◆ **Job**:
Copy out all of the data below with no alterations.

──────────────────────────────

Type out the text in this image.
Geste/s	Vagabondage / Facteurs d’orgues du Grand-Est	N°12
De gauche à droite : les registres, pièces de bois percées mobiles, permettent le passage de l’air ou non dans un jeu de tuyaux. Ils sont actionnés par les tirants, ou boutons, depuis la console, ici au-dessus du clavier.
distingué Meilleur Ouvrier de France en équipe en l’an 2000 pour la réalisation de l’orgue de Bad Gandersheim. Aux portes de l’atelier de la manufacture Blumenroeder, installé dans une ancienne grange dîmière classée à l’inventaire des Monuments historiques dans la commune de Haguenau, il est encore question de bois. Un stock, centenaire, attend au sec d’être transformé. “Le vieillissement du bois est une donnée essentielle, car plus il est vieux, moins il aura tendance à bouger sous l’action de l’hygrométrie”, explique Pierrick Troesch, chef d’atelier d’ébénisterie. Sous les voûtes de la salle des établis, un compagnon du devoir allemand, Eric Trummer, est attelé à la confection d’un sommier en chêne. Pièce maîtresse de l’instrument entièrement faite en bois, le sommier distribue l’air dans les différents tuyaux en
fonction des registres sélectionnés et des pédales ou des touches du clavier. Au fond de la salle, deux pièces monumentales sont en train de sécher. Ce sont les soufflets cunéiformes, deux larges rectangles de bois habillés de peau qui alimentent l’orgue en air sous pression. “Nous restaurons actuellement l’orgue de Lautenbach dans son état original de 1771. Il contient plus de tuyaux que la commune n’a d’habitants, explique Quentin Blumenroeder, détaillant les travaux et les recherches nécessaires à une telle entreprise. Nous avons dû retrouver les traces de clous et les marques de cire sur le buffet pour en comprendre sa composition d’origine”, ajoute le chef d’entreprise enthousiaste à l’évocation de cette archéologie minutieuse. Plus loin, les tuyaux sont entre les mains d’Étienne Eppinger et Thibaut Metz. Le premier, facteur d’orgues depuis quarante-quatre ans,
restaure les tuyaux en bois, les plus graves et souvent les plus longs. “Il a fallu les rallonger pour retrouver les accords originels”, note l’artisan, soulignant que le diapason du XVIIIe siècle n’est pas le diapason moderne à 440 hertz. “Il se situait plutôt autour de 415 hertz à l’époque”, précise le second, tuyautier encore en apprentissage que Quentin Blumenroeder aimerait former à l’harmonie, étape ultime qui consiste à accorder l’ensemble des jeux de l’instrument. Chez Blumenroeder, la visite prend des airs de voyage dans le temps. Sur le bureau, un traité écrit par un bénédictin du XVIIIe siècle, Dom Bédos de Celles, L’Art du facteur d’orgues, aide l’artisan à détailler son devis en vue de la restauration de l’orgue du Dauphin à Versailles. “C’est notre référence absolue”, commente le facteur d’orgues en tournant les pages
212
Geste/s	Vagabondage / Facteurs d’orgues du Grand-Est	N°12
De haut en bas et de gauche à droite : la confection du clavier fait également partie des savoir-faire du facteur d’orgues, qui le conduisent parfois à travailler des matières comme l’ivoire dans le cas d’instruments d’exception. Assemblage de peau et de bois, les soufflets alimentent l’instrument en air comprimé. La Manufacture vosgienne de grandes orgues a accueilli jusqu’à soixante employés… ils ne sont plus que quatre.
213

──────────────────────────────

◆ **Exercise solution**:
Type out the text in this image.
Geste/s	Vagabondage / Facteurs d’orgues du Grand-Est	N°12
De gauche à droite : les registres, pièces de bois percées mobiles, permettent le passage de l’air ou non dans un jeu de tuyaux. Ils sont actionnés par les tirants, ou boutons, depuis la console, ici au-dessus du clavier.
distingué Meilleur Ouvrier de France en équipe en l’an 2000 pour la réalisation de l’orgue de Bad Gandersheim. Aux portes de l’atelier de la manufacture Blumenroeder, installé dans une ancienne grange dîmière classée à l’inventaire des Monuments historiques dans la commune de Haguenau, il est encore question de bois. Un stock, centenaire, attend au sec d’être transformé. “Le vieillissement du bois est une donnée essentielle, car plus il est vieux, moins il aura tendance à bouger sous l’action de l’hygrométrie”, explique Pierrick Troesch, chef d’atelier d’ébénisterie. Sous les voûtes de la salle des établis, un compagnon du devoir allemand, Eric Trummer, est attelé à la confection d’un sommier en chêne. Pièce maîtresse de l’instrument entièrement faite en bois, le sommier distribue l’air dans les différents tuyaux en
fonction des registres sélectionnés et des pédales ou des touches du clavier. Au fond de la salle, deux pièces monumentales sont en train de sécher. Ce sont les soufflets cunéiformes, deux larges rectangles de bois habillés de peau qui alimentent l’orgue en air sous pression. “Nous restaurons actuellement l’orgue de Lautenbach dans son état original de 1771. Il contient plus de tuyaux que la commune n’a d’habitants, explique Quentin Blumenroeder, détaillant les travaux et les recherches nécessaires à une telle entreprise. Nous avons dû retrouver les traces de clous et les marques de cire sur le buffet pour en comprendre sa composition d’origine”, ajoute le chef d’entreprise enthousiaste à l’évocation de cette archéologie minutieuse. Plus loin, les tuyaux sont entre les mains d’Étienne Eppinger et Thibaut Metz. Le premier, facteur d’orgues depuis quarante-quatre ans,
restaure les tuyaux en bois, les plus graves et souvent les plus longs. “Il a fallu les rallonger pour retrouver les accords originels”, note l’artisan, soulignant que le diapason du XVIIIe siècle n’est pas le diapason moderne à 440 hertz. “Il se situait plutôt autour de 415 hertz à l’époque”, précise le second, tuyautier encore en apprentissage que Quentin Blumenroeder aimerait former à l’harmonie, étape ultime qui consiste à accorder l’ensemble des jeux de l’instrument. Chez Blumenroeder, la visite prend des airs de voyage dans le temps. Sur le bureau, un traité écrit par un bénédictin du XVIIIe siècle, Dom Bédos de Celles, L’Art du facteur d’orgues, aide l’artisan à détailler son devis en vue de la restauration de l’orgue du Dauphin à Versailles. “C’est notre référence absolue”, commente le facteur d’orgues en tournant les pages
212
Geste/s	Vagabondage / Facteurs d’orgues du Grand-Est	N°12
De haut en bas et de gauche à droite : la confection du clavier fait également partie des savoir-faire du facteur d’orgues, qui le conduisent parfois à travailler des matières comme l’ivoire dans le cas d’instruments d’exception. Assemblage de peau et de bois, les soufflets alimentent l’instrument en air comprimé. La Manufacture vosgienne de grandes orgues a accueilli jusqu’à soixante employés… ils ne sont plus que quatre.
213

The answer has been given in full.